- _WHAT IS EXPECTED_: Write out the listing below in full and exactly, leaving out every picture.

===============

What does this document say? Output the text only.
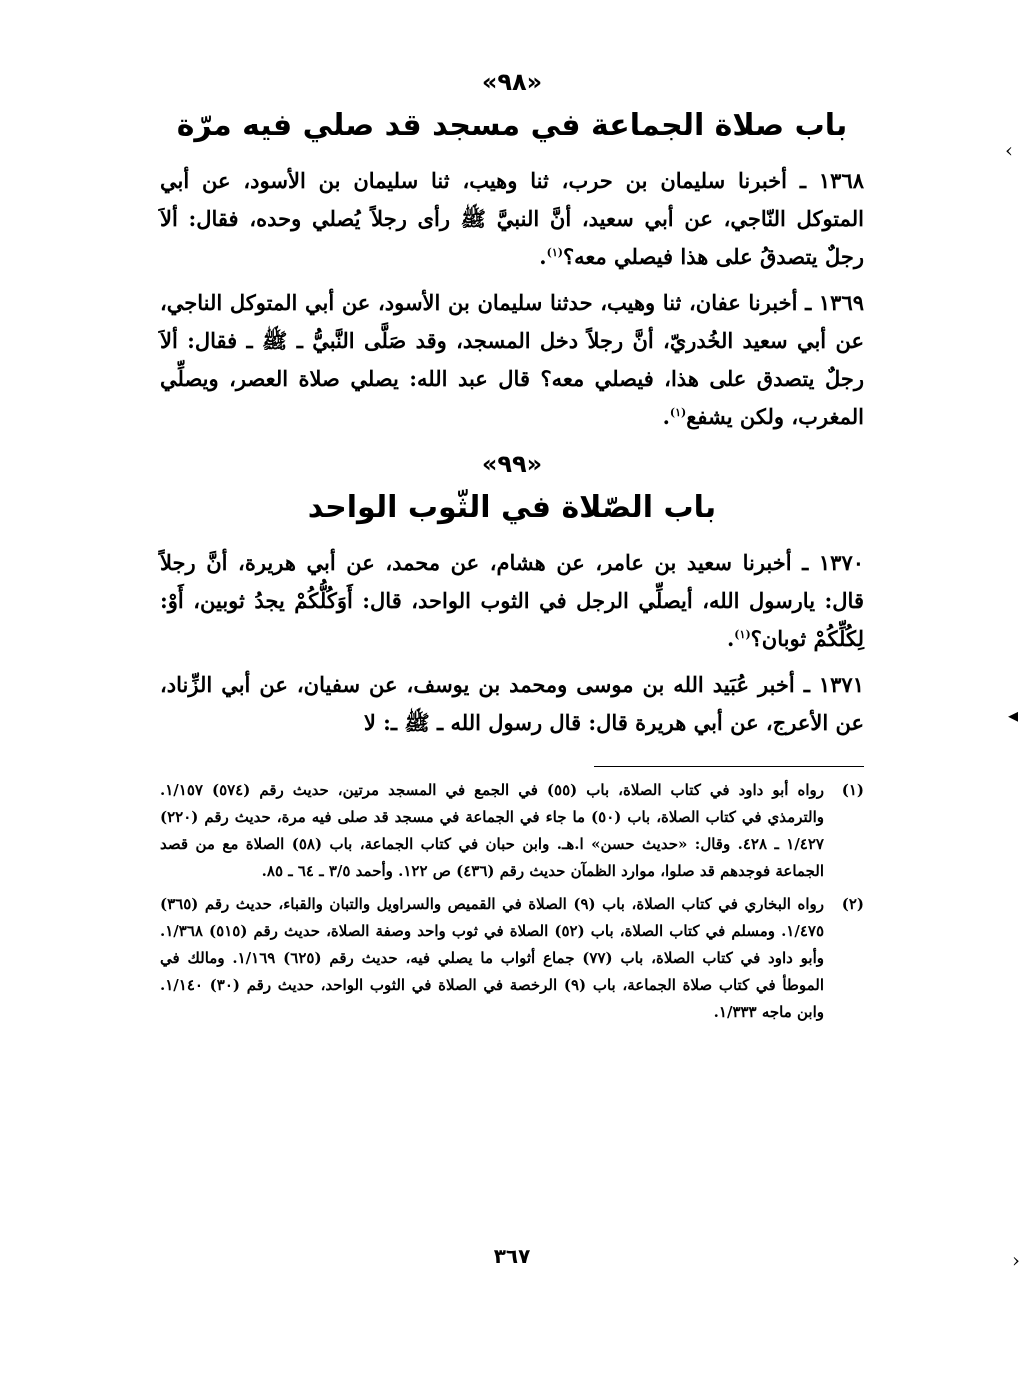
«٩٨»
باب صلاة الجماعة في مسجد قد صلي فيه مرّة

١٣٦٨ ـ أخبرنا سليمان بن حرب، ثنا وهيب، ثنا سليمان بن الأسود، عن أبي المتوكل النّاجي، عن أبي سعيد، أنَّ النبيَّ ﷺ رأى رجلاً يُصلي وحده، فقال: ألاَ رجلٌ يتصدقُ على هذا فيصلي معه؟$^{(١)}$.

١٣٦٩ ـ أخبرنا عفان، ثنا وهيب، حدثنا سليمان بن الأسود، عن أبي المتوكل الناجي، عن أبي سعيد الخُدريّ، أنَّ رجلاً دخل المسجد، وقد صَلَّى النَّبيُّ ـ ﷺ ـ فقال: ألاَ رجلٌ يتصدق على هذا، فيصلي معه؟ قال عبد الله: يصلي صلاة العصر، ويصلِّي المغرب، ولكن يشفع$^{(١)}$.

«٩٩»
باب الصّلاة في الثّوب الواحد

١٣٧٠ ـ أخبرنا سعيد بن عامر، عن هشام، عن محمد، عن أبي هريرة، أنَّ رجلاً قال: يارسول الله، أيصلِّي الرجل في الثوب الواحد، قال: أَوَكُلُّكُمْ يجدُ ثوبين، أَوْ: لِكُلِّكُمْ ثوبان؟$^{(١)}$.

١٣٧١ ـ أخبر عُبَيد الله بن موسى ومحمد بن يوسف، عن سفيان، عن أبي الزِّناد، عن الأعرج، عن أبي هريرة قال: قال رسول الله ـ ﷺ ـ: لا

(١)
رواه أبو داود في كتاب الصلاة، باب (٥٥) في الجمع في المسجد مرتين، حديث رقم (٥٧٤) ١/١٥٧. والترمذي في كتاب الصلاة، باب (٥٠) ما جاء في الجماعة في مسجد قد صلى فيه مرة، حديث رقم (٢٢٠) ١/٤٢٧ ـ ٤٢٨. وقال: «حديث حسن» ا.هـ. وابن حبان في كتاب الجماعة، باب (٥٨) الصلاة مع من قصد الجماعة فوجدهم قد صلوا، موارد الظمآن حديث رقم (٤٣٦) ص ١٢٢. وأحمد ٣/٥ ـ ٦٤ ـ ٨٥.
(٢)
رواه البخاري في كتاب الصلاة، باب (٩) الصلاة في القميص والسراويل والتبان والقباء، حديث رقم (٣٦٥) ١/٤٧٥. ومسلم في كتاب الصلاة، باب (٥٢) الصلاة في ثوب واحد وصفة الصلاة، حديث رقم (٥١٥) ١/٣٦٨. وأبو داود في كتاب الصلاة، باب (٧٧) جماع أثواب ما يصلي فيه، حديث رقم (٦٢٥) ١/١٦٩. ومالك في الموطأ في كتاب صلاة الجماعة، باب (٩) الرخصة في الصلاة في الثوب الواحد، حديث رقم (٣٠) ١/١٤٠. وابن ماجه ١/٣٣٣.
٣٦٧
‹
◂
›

===============

- _OUTPUT BELOW_:
What does this document say? Output the text only.
«٩٨»
باب صلاة الجماعة في مسجد قد صلي فيه مرّة

١٣٦٨ ـ أخبرنا سليمان بن حرب، ثنا وهيب، ثنا سليمان بن الأسود، عن أبي المتوكل النّاجي، عن أبي سعيد، أنَّ النبيَّ ﷺ رأى رجلاً يُصلي وحده، فقال: ألاَ رجلٌ يتصدقُ على هذا فيصلي معه؟$^{(١)}$.

١٣٦٩ ـ أخبرنا عفان، ثنا وهيب، حدثنا سليمان بن الأسود، عن أبي المتوكل الناجي، عن أبي سعيد الخُدريّ، أنَّ رجلاً دخل المسجد، وقد صَلَّى النَّبيُّ ـ ﷺ ـ فقال: ألاَ رجلٌ يتصدق على هذا، فيصلي معه؟ قال عبد الله: يصلي صلاة العصر، ويصلِّي المغرب، ولكن يشفع$^{(١)}$.

«٩٩»
باب الصّلاة في الثّوب الواحد

١٣٧٠ ـ أخبرنا سعيد بن عامر، عن هشام، عن محمد، عن أبي هريرة، أنَّ رجلاً قال: يارسول الله، أيصلِّي الرجل في الثوب الواحد، قال: أَوَكُلُّكُمْ يجدُ ثوبين، أَوْ: لِكُلِّكُمْ ثوبان؟$^{(١)}$.

١٣٧١ ـ أخبر عُبَيد الله بن موسى ومحمد بن يوسف، عن سفيان، عن أبي الزِّناد، عن الأعرج، عن أبي هريرة قال: قال رسول الله ـ ﷺ ـ: لا

(١)
رواه أبو داود في كتاب الصلاة، باب (٥٥) في الجمع في المسجد مرتين، حديث رقم (٥٧٤) ١/١٥٧. والترمذي في كتاب الصلاة، باب (٥٠) ما جاء في الجماعة في مسجد قد صلى فيه مرة، حديث رقم (٢٢٠) ١/٤٢٧ ـ ٤٢٨. وقال: «حديث حسن» ا.هـ. وابن حبان في كتاب الجماعة، باب (٥٨) الصلاة مع من قصد الجماعة فوجدهم قد صلوا، موارد الظمآن حديث رقم (٤٣٦) ص ١٢٢. وأحمد ٣/٥ ـ ٦٤ ـ ٨٥.
(٢)
رواه البخاري في كتاب الصلاة، باب (٩) الصلاة في القميص والسراويل والتبان والقباء، حديث رقم (٣٦٥) ١/٤٧٥. ومسلم في كتاب الصلاة، باب (٥٢) الصلاة في ثوب واحد وصفة الصلاة، حديث رقم (٥١٥) ١/٣٦٨. وأبو داود في كتاب الصلاة، باب (٧٧) جماع أثواب ما يصلي فيه، حديث رقم (٦٢٥) ١/١٦٩. ومالك في الموطأ في كتاب صلاة الجماعة، باب (٩) الرخصة في الصلاة في الثوب الواحد، حديث رقم (٣٠) ١/١٤٠. وابن ماجه ١/٣٣٣.
٣٦٧
‹
◂
›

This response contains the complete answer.